Check every line below for the string "JSON", and copy the lines that contain it.
--- Input rows ---
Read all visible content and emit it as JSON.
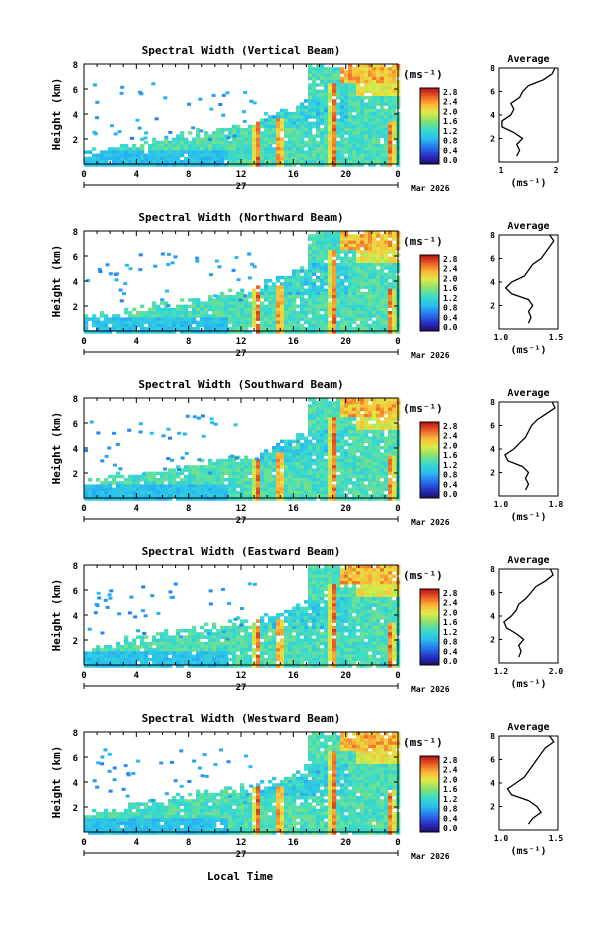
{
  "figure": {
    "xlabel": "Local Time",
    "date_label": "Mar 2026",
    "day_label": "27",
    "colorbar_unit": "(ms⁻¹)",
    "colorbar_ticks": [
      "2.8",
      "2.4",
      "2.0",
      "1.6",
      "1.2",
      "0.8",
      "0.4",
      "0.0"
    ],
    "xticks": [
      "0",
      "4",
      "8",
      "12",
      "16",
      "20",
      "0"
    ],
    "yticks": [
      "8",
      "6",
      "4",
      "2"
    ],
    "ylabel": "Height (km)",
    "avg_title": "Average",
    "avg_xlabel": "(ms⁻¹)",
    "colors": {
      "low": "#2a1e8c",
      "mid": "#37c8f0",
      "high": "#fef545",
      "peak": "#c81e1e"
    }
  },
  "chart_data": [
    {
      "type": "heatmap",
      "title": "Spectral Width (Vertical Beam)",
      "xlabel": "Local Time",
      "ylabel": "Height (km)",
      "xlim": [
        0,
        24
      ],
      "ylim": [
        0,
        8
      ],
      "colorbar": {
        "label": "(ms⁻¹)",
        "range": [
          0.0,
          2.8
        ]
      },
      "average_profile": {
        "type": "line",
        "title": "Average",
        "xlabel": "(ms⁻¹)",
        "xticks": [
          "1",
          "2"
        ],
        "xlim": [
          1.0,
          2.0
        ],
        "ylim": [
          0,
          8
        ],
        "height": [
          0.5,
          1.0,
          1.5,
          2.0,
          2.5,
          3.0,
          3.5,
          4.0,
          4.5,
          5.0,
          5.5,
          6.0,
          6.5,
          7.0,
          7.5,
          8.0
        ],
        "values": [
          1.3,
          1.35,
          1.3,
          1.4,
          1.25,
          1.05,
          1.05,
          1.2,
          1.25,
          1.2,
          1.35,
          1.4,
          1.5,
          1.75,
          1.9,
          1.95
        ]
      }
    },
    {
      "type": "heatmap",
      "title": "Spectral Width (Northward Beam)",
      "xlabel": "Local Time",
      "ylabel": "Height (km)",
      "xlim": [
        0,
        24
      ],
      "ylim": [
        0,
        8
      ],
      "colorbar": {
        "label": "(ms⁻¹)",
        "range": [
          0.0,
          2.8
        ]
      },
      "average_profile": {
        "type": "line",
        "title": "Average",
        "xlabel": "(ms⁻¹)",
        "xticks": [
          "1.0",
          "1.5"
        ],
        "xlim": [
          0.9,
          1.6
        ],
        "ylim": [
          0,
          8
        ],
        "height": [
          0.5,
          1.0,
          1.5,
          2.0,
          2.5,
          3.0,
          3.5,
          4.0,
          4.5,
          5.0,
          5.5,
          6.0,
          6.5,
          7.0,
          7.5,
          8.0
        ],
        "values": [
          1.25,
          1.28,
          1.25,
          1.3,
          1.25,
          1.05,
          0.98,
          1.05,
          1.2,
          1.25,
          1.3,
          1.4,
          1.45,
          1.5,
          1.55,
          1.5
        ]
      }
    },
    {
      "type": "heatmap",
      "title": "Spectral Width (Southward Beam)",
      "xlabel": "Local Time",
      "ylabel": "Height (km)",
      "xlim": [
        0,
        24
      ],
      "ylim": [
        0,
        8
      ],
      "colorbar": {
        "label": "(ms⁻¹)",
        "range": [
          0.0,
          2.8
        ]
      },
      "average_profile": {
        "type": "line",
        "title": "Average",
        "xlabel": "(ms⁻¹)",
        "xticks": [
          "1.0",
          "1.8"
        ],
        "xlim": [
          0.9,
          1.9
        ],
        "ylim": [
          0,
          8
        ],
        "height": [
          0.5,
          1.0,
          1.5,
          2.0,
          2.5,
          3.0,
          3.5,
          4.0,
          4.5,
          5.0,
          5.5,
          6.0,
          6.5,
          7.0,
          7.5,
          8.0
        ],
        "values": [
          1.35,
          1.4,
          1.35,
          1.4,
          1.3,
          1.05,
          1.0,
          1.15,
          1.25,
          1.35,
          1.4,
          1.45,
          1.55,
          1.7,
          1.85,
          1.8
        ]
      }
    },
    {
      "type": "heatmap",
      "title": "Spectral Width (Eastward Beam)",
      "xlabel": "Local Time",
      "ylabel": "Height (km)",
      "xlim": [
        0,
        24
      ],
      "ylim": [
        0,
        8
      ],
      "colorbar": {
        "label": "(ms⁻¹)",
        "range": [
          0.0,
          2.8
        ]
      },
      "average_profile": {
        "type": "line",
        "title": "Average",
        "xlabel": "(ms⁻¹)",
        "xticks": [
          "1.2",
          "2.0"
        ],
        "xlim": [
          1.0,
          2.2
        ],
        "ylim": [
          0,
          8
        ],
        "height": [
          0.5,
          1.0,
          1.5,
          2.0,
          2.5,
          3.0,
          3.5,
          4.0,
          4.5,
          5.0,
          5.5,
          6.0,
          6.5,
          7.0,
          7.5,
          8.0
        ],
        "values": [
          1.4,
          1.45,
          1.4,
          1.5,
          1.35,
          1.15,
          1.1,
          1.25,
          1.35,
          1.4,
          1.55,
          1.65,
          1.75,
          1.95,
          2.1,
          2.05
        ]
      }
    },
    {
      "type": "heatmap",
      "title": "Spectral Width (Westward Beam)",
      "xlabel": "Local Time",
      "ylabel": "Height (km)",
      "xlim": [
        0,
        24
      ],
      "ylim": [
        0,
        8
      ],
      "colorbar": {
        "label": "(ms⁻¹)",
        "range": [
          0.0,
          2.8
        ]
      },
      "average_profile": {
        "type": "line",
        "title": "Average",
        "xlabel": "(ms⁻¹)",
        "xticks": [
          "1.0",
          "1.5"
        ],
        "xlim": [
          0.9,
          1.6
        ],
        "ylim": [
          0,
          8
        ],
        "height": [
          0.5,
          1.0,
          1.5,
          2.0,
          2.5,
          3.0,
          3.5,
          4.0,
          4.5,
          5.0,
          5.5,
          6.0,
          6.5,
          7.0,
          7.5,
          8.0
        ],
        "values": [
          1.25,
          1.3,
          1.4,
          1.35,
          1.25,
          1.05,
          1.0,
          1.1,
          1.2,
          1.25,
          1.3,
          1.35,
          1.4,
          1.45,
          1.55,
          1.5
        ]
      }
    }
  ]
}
---
--- Input rows ---
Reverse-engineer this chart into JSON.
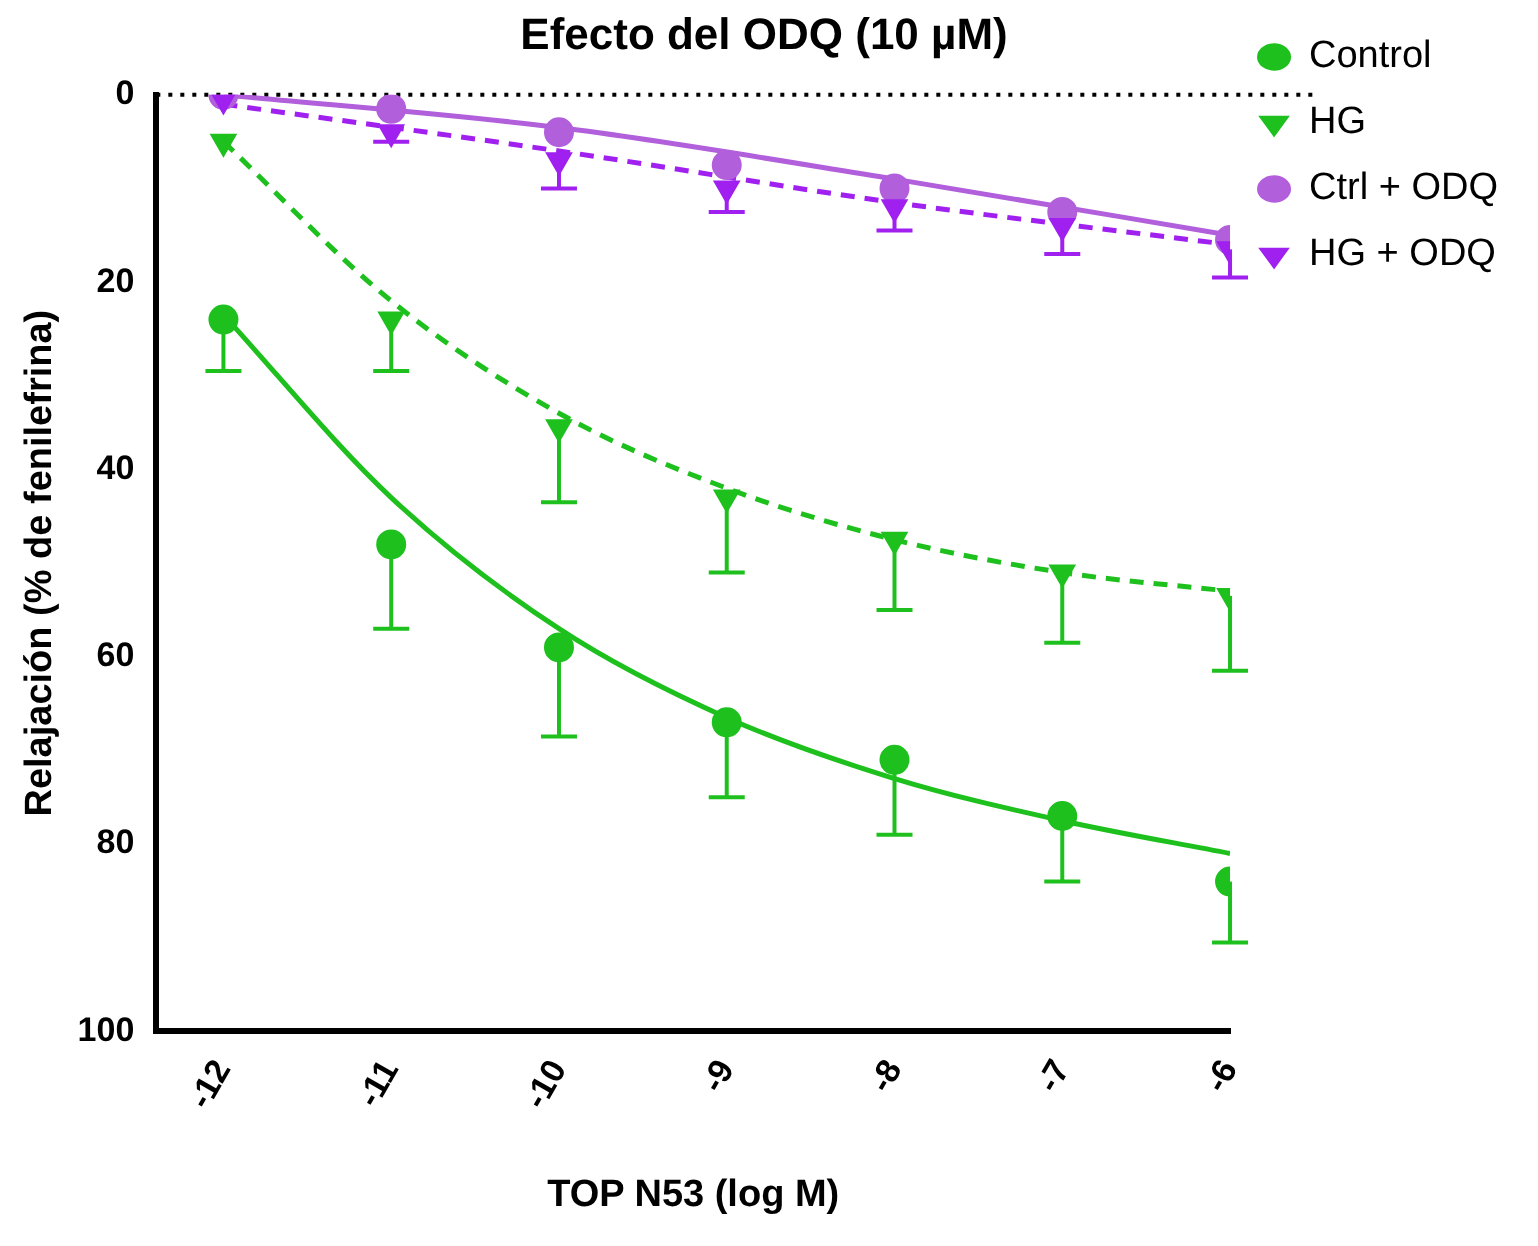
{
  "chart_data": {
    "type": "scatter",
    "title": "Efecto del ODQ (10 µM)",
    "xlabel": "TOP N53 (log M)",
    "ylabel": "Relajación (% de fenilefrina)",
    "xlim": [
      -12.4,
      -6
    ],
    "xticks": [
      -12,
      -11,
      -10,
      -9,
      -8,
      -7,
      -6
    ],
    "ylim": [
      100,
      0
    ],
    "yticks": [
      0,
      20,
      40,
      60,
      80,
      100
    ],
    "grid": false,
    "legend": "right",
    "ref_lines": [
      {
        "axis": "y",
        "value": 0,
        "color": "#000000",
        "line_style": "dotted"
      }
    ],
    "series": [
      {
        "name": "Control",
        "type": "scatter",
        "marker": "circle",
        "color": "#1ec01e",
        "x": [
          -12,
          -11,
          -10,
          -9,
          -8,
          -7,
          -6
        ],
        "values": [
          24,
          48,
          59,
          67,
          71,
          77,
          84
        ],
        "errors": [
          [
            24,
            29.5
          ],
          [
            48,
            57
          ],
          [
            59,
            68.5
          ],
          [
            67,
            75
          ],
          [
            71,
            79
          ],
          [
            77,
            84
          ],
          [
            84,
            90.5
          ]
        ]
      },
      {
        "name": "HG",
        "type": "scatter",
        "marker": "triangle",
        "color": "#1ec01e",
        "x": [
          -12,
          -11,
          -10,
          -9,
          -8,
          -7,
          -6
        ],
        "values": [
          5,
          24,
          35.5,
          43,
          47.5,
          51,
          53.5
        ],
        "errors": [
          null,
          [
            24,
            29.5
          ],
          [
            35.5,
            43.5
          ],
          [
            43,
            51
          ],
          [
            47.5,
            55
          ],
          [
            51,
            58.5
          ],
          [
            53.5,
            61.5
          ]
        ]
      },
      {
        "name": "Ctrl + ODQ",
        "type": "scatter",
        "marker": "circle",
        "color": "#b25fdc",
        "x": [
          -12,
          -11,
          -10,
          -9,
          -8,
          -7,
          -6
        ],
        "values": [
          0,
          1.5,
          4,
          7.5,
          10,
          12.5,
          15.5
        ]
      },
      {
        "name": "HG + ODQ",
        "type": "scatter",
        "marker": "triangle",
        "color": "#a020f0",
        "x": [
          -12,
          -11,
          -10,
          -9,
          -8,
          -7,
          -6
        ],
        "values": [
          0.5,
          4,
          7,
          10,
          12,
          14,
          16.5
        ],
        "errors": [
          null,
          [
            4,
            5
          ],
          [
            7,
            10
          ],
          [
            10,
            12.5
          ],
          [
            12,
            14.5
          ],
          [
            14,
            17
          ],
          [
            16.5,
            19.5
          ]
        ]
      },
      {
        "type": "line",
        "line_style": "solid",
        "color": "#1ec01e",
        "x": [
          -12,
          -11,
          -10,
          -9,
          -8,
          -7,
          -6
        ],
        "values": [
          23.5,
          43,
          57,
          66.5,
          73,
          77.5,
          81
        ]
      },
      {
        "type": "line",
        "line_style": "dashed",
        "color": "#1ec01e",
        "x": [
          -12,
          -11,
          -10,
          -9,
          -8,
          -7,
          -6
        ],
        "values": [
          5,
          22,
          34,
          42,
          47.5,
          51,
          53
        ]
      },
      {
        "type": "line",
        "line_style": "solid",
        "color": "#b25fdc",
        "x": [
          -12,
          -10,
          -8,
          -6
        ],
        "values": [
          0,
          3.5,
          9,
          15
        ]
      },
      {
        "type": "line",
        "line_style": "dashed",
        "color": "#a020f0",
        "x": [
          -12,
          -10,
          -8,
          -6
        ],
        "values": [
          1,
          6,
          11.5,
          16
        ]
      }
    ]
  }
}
---
• Answer in full:
Read all visible content and emit it as JSON.
Reverse-engineer this chart into JSON.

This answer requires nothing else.